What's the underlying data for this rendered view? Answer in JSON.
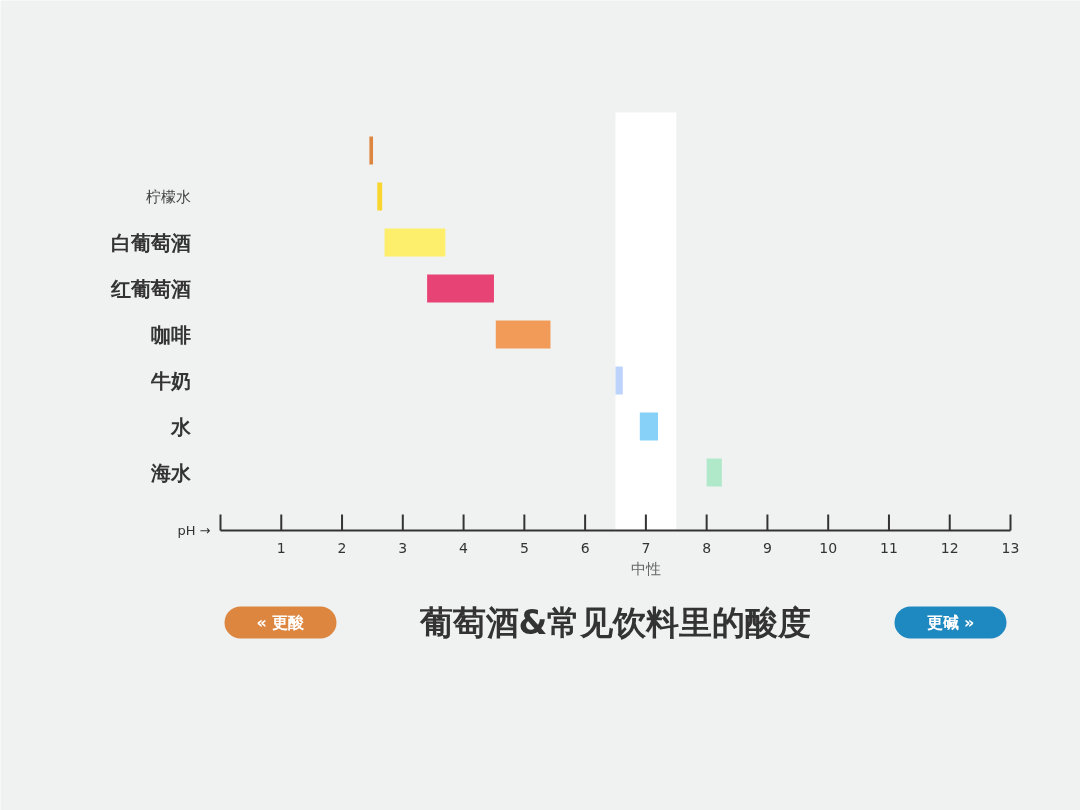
{
  "chart_data": {
    "type": "bar",
    "orientation": "horizontal",
    "title": "葡萄酒&常见饮料里的酸度",
    "xlabel": "pH →",
    "categories": [
      null,
      "柠檬水",
      "白葡萄酒",
      "红葡萄酒",
      "咖啡",
      "牛奶",
      "水",
      "海水"
    ],
    "base": [
      2.45,
      2.58,
      2.7,
      3.4,
      4.53,
      6.5,
      6.9,
      8.0
    ],
    "values": [
      0.06,
      0.08,
      1.0,
      1.1,
      0.9,
      0.12,
      0.3,
      0.25
    ],
    "colors": [
      "#dd8640",
      "#f9d62e",
      "#fdef6c",
      "#e84375",
      "#f29a58",
      "#bcd4fb",
      "#87d0f7",
      "#b0e9c9"
    ],
    "xlim": [
      0,
      13
    ],
    "xticks": [
      {
        "value": 0,
        "label": null
      },
      1,
      2,
      3,
      4,
      5,
      6,
      7,
      8,
      9,
      10,
      11,
      12,
      13
    ],
    "bands": [
      {
        "axis": "x",
        "from": 6.5,
        "to": 7.5,
        "label": "中性",
        "color": "#ffffff"
      }
    ],
    "annotations": [
      "« 更酸",
      "更碱 »"
    ]
  }
}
____________________
Leave the pictures out, and transcribe each of the records exactly.

■ RESPONSE FOR THIS EXERCISE:
What's the underlying data for this rendered view? Answer in JSON.
{
  "chart_data": {
    "type": "bar",
    "orientation": "horizontal",
    "title": "葡萄酒&常见饮料里的酸度",
    "xlabel": "pH →",
    "categories": [
      null,
      "柠檬水",
      "白葡萄酒",
      "红葡萄酒",
      "咖啡",
      "牛奶",
      "水",
      "海水"
    ],
    "base": [
      2.45,
      2.58,
      2.7,
      3.4,
      4.53,
      6.5,
      6.9,
      8.0
    ],
    "values": [
      0.06,
      0.08,
      1.0,
      1.1,
      0.9,
      0.12,
      0.3,
      0.25
    ],
    "colors": [
      "#dd8640",
      "#f9d62e",
      "#fdef6c",
      "#e84375",
      "#f29a58",
      "#bcd4fb",
      "#87d0f7",
      "#b0e9c9"
    ],
    "xlim": [
      0,
      13
    ],
    "xticks": [
      {
        "value": 0,
        "label": null
      },
      1,
      2,
      3,
      4,
      5,
      6,
      7,
      8,
      9,
      10,
      11,
      12,
      13
    ],
    "bands": [
      {
        "axis": "x",
        "from": 6.5,
        "to": 7.5,
        "label": "中性",
        "color": "#ffffff"
      }
    ],
    "annotations": [
      "« 更酸",
      "更碱 »"
    ]
  }
}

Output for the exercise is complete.